# WHAT THE TASK REQUIRES
Count the lines below that contain the word "juliol". Give only the number.

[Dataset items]
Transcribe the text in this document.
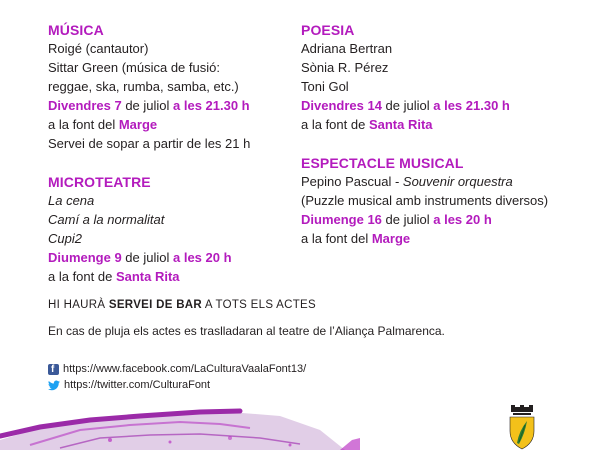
MÚSICA
Roigé (cantautor)
Sittar Green (música de fusió:
reggae, ska, rumba, samba, etc.)
Divendres 7 de juliol a les 21.30 h
a la font del Marge
Servei de sopar a partir de les 21 h
MICROTEATRE
La cena
Camí a la normalitat
Cupi2
Diumenge 9 de juliol a les 20 h
a la font de Santa Rita
POESIA
Adriana Bertran
Sònia R. Pérez
Toni Gol
Divendres 14 de juliol a les 21.30 h
a la font de Santa Rita
ESPECTACLE MUSICAL
Pepino Pascual - Souvenir orquestra
(Puzzle musical amb instruments diversos)
Diumenge 16 de juliol a les 20 h
a la font del Marge
HI HAURÀ SERVEI DE BAR A TOTS ELS ACTES
En cas de pluja els actes es traslladaran al teatre de l’Aliança Palmarenca.
f
https://www.facebook.com/LaCulturaVaalaFont13/
https://twitter.com/CulturaFont
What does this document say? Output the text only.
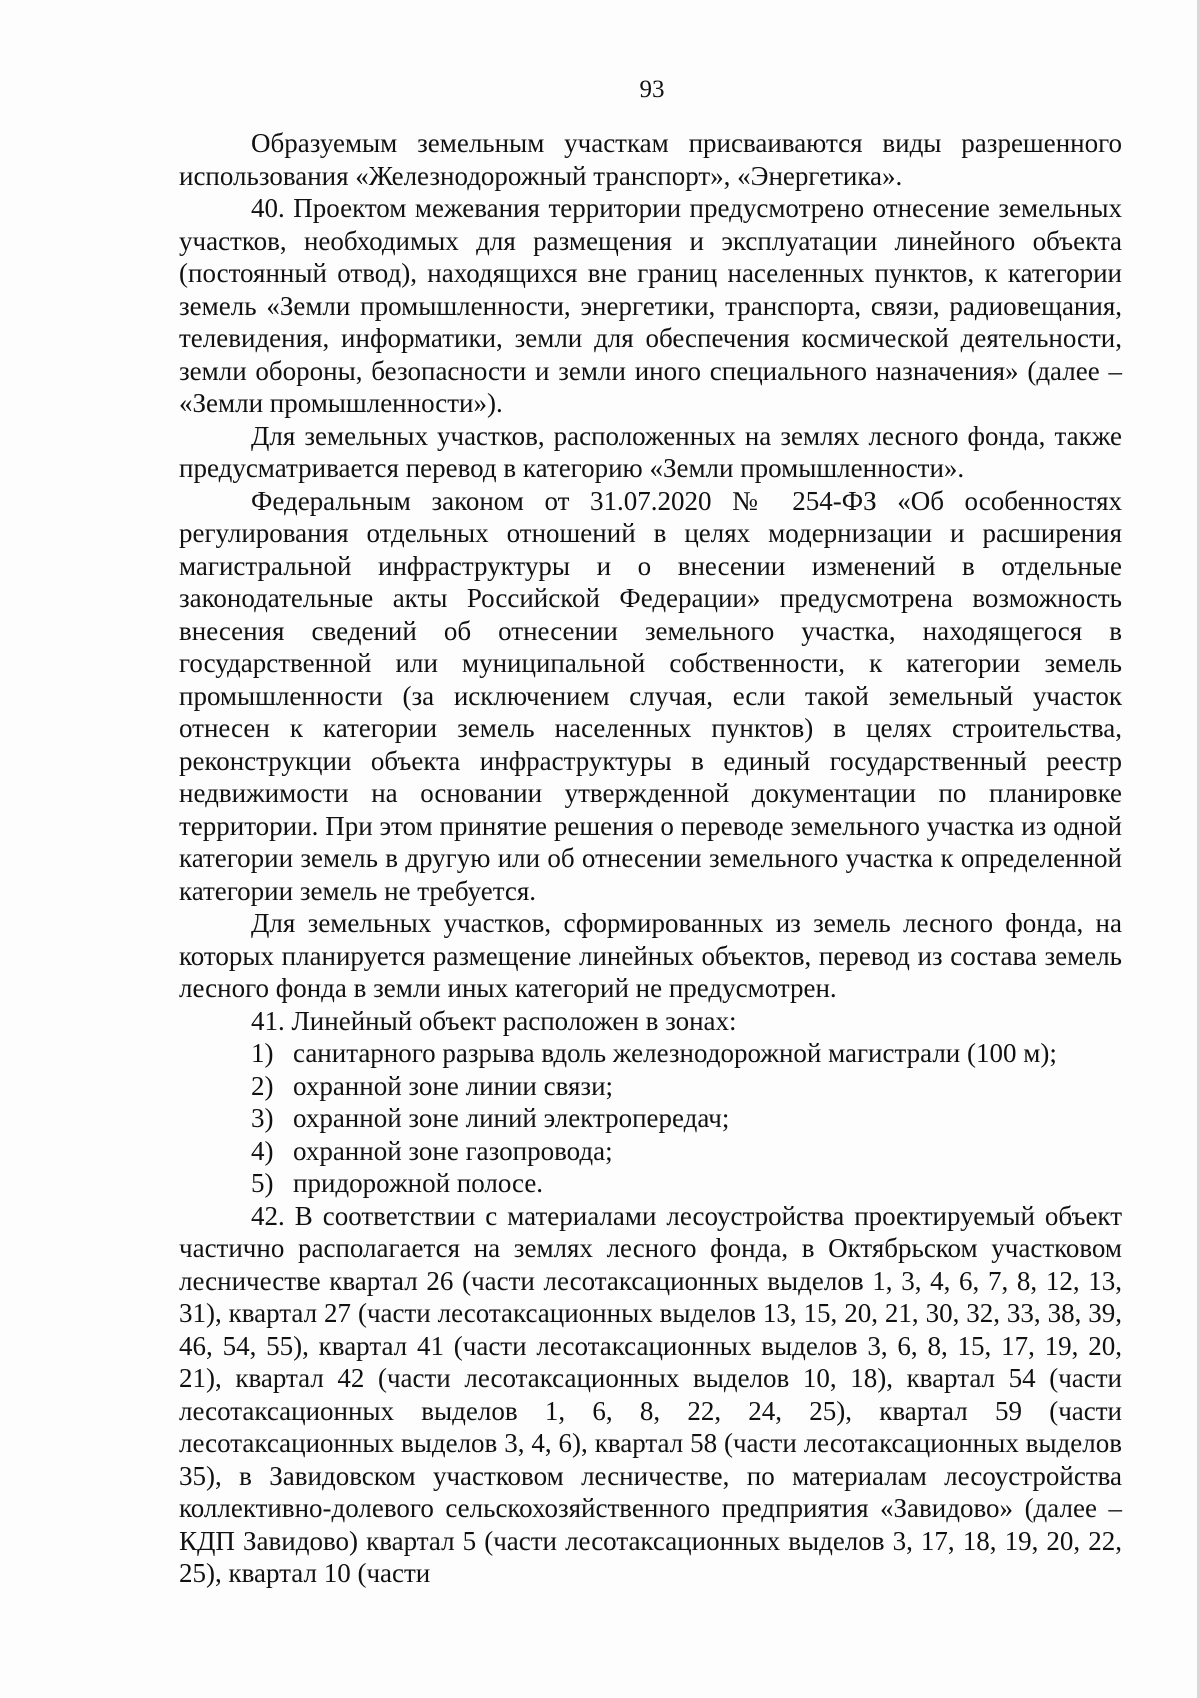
93

Образуемым земельным участкам присваиваются виды разрешенного использования «Железнодорожный транспорт», «Энергетика».

40. Проектом межевания территории предусмотрено отнесение земельных участков, необходимых для размещения и эксплуатации линейного объекта (постоянный отвод), находящихся вне границ населенных пунктов, к категории земель «Земли промышленности, энергетики, транспорта, связи, радиовещания, телевидения, информатики, земли для обеспечения космической деятельности, земли обороны, безопасности и земли иного специального назначения» (далее – «Земли промышленности»).

Для земельных участков, расположенных на землях лесного фонда, также предусматривается перевод в категорию «Земли промышленности».

Федеральным законом от 31.07.2020 № 254-ФЗ «Об особенностях регулирования отдельных отношений в целях модернизации и расширения магистральной инфраструктуры и о внесении изменений в отдельные законодательные акты Российской Федерации» предусмотрена возможность внесения сведений об отнесении земельного участка, находящегося в государственной или муниципальной собственности, к категории земель промышленности (за исключением случая, если такой земельный участок отнесен к категории земель населенных пунктов) в целях строительства, реконструкции объекта инфраструктуры в единый государственный реестр недвижимости на основании утвержденной документации по планировке территории. При этом принятие решения о переводе земельного участка из одной категории земель в другую или об отнесении земельного участка к определенной категории земель не требуется.

Для земельных участков, сформированных из земель лесного фонда, на которых планируется размещение линейных объектов, перевод из состава земель лесного фонда в земли иных категорий не предусмотрен.

41. Линейный объект расположен в зонах:

1) санитарного разрыва вдоль железнодорожной магистрали (100 м);
2) охранной зоне линии связи;
3) охранной зоне линий электропередач;
4) охранной зоне газопровода;
5) придорожной полосе.

42. В соответствии с материалами лесоустройства проектируемый объект частично располагается на землях лесного фонда, в Октябрьском участковом лесничестве квартал 26 (части лесотаксационных выделов 1, 3, 4, 6, 7, 8, 12, 13, 31), квартал 27 (части лесотаксационных выделов 13, 15, 20, 21, 30, 32, 33, 38, 39, 46, 54, 55), квартал 41 (части лесотаксационных выделов 3, 6, 8, 15, 17, 19, 20, 21), квартал 42 (части лесотаксационных выделов 10, 18), квартал 54 (части лесотаксационных выделов 1, 6, 8, 22, 24, 25), квартал 59 (части лесотаксационных выделов 3, 4, 6), квартал 58 (части лесотаксационных выделов 35), в Завидовском участковом лесничестве, по материалам лесоустройства коллективно-долевого сельскохозяйственного предприятия «Завидово» (далее – КДП Завидово) квартал 5 (части лесотаксационных выделов 3, 17, 18, 19, 20, 22, 25), квартал 10 (части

# COMPLETE ANSWER
4